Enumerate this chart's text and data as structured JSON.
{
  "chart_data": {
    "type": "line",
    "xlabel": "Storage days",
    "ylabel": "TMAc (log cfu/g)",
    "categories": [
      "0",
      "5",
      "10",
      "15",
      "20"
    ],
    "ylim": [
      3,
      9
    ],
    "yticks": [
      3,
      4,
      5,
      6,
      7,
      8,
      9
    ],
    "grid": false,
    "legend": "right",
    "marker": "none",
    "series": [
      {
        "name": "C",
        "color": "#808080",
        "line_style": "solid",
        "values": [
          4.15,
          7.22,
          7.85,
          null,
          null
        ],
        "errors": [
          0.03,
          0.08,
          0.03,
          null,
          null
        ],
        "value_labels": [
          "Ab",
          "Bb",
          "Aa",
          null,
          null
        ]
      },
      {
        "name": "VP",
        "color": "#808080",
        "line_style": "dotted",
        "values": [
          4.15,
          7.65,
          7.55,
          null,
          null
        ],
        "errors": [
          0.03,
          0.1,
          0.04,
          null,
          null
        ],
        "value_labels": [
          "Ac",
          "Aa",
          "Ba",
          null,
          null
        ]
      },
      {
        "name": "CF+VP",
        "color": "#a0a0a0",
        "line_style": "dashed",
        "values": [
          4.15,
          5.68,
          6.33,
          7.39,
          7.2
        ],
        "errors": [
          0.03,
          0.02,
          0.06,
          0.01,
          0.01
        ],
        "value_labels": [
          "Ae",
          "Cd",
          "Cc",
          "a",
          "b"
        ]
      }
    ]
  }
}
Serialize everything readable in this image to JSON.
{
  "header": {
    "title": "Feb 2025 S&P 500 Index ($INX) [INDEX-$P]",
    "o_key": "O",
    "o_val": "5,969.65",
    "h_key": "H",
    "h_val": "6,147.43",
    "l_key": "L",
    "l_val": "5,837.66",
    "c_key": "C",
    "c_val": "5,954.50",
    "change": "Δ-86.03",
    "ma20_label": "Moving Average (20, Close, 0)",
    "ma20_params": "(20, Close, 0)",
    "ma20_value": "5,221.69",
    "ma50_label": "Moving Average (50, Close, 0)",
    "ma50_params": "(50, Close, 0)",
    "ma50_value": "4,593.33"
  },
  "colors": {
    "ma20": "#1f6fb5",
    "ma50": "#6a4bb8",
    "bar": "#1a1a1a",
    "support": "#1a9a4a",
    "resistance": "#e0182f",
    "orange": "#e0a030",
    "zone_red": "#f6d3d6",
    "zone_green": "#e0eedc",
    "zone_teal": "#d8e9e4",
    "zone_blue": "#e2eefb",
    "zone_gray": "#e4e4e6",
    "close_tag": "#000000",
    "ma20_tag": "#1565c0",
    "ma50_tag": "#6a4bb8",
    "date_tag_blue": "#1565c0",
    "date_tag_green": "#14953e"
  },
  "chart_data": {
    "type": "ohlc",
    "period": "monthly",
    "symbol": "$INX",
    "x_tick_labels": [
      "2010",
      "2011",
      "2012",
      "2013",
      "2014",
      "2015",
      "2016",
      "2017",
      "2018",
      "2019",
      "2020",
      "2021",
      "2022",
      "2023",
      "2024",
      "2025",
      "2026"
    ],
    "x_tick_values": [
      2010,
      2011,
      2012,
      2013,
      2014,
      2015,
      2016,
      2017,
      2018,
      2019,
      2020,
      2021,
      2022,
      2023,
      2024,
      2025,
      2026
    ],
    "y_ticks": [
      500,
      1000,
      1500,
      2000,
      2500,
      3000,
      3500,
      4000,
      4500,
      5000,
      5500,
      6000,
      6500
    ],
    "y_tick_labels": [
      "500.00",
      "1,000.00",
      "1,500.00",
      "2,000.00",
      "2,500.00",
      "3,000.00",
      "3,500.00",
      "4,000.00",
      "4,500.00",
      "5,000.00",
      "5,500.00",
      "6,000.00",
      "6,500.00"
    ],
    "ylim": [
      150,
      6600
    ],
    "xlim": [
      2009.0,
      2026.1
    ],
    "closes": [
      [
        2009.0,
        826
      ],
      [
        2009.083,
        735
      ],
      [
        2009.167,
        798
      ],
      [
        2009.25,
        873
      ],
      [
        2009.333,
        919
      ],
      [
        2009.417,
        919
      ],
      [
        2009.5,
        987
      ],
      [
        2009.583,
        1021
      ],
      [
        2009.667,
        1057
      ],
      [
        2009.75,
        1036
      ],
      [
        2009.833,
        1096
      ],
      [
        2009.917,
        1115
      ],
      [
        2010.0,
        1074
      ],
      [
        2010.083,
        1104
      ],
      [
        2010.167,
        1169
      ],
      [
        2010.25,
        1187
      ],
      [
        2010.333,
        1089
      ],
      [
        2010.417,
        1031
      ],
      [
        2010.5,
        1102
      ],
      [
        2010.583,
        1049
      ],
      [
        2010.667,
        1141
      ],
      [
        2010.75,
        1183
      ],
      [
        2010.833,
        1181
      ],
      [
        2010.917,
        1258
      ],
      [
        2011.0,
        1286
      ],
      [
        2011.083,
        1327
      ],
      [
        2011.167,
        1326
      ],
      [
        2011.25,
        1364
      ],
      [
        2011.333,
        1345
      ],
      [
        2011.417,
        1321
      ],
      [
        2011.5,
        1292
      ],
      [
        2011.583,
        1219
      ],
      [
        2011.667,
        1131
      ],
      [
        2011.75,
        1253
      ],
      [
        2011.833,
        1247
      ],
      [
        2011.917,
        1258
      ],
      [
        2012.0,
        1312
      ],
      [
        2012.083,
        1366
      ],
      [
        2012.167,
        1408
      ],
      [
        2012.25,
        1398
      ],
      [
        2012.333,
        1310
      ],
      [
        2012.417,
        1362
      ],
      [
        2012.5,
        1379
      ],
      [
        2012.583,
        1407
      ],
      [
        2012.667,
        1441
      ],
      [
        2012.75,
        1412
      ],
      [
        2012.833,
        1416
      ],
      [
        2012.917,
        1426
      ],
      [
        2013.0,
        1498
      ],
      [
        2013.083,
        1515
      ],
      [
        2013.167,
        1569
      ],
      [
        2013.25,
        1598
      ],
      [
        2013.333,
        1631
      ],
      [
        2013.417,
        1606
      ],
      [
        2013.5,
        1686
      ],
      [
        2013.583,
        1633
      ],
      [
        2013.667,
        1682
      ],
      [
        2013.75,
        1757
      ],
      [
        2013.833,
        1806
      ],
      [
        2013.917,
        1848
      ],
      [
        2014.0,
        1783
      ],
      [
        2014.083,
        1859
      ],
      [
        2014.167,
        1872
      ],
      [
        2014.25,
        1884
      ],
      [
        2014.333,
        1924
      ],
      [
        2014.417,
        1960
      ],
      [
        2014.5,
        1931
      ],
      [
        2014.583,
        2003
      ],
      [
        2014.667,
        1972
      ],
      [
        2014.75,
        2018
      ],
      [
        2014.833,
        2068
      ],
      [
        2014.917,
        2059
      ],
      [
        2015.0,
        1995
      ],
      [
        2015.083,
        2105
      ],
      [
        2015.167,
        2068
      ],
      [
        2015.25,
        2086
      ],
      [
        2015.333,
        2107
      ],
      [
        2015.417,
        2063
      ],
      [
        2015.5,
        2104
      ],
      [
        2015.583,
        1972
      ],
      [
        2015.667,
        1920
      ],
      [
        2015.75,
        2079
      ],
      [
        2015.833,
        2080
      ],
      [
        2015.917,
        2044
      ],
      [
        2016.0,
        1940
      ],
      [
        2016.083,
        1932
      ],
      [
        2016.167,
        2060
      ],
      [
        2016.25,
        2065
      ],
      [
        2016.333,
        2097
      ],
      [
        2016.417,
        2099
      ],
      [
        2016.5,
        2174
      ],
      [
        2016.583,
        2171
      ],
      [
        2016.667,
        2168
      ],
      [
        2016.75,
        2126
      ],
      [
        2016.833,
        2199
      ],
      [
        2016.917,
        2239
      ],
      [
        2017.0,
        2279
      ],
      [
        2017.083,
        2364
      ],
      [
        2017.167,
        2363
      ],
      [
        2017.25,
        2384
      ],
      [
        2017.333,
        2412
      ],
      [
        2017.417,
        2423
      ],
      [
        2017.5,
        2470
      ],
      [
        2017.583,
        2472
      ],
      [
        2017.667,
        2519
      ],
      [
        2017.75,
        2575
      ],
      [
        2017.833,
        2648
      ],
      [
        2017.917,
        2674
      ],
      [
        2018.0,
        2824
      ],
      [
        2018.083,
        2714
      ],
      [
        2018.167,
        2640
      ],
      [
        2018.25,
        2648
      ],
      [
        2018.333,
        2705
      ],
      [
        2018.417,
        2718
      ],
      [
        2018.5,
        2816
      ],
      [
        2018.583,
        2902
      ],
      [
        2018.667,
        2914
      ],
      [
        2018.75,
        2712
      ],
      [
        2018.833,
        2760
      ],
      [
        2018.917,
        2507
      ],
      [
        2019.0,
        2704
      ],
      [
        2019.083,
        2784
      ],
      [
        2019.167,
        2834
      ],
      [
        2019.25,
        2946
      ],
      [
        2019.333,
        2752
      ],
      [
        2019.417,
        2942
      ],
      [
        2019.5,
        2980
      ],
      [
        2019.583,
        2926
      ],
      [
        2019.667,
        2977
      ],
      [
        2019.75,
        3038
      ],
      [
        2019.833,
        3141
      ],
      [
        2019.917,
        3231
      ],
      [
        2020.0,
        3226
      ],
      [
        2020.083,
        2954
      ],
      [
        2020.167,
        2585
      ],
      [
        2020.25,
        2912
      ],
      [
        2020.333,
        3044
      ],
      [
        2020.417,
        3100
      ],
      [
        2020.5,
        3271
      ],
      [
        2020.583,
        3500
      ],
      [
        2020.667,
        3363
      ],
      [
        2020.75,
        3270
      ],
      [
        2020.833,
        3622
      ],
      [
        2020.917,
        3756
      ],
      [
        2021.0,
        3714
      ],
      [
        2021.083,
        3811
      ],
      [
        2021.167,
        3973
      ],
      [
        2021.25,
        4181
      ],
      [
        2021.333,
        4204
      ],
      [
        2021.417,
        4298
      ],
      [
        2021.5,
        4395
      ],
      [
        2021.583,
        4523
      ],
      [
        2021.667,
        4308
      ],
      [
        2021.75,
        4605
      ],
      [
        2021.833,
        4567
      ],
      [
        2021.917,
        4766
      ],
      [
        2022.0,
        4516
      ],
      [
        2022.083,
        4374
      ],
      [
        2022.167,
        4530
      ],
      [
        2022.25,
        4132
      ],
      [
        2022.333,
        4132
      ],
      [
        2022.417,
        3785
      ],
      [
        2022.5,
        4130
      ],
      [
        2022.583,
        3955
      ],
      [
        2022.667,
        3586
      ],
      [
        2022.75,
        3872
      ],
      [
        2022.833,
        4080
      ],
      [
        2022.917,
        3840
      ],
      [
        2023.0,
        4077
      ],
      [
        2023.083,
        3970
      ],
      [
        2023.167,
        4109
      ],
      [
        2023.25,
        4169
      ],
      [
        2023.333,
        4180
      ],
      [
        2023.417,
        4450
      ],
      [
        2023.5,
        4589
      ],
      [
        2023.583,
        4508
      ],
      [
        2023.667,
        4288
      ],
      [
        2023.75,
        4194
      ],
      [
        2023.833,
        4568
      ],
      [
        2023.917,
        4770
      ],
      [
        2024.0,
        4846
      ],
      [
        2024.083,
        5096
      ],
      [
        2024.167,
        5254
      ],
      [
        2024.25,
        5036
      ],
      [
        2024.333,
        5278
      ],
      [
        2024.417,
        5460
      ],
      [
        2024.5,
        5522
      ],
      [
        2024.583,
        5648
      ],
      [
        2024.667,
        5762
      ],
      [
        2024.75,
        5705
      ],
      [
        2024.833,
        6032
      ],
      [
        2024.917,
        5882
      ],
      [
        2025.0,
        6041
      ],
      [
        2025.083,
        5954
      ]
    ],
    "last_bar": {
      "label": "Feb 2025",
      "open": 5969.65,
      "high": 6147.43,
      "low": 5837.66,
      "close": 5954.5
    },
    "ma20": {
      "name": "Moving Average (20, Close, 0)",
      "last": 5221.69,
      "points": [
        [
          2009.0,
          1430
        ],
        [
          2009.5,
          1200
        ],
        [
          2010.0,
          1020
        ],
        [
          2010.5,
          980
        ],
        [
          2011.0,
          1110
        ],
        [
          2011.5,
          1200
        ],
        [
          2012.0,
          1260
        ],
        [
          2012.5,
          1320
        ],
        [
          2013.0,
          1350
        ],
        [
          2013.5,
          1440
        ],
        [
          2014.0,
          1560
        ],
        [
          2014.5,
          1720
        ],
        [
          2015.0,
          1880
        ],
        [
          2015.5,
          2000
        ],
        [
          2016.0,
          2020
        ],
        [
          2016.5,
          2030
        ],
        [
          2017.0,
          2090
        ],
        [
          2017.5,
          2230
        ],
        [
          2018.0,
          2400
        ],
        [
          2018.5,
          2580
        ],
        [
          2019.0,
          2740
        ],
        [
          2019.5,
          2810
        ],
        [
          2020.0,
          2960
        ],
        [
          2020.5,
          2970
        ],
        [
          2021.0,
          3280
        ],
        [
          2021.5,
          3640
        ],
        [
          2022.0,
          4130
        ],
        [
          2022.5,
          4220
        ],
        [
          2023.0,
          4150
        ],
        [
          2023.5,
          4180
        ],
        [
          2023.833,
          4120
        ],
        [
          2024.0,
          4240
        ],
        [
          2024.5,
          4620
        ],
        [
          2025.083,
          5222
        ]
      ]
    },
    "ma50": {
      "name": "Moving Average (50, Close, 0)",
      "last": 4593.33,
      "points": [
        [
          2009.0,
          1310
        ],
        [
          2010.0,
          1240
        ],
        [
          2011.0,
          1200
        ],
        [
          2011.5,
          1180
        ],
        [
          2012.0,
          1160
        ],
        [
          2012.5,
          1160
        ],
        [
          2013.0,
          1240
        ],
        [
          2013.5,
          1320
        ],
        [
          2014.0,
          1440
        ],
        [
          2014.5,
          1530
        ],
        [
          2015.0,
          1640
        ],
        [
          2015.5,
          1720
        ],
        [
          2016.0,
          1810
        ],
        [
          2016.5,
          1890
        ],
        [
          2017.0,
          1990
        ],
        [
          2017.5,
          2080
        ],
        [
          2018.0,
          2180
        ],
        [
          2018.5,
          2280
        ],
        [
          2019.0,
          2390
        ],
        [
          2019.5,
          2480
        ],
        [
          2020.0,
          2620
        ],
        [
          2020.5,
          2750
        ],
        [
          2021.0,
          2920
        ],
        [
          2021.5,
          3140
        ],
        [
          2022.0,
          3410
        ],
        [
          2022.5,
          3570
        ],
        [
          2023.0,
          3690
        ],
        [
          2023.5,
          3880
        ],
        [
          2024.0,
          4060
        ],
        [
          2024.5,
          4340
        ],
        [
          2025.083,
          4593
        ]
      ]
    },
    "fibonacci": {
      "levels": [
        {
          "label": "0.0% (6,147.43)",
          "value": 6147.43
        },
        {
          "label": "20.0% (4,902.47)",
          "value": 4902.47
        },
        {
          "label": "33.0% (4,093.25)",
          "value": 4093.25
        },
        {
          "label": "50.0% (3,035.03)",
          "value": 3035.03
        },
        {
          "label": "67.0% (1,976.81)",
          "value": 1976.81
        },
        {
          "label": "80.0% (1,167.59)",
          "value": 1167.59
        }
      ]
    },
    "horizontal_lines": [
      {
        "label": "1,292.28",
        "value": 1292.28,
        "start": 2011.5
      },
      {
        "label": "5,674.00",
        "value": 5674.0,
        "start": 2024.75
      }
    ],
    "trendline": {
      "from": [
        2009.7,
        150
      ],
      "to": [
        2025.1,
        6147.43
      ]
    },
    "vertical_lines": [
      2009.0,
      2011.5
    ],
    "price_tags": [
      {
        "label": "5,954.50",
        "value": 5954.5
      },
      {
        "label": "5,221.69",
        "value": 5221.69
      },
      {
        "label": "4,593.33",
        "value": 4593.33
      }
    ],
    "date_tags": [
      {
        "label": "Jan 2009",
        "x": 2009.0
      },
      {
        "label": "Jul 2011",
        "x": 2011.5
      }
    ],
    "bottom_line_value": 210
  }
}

========

> [What you need to do] Search the lines for "Moving". Copy each line that has it.

> [The solution]
    "ma20_label": "Moving Average (20, Close, 0)",
    "ma50_label": "Moving Average (50, Close, 0)",
      "name": "Moving Average (20, Close, 0)",
      "name": "Moving Average (50, Close, 0)",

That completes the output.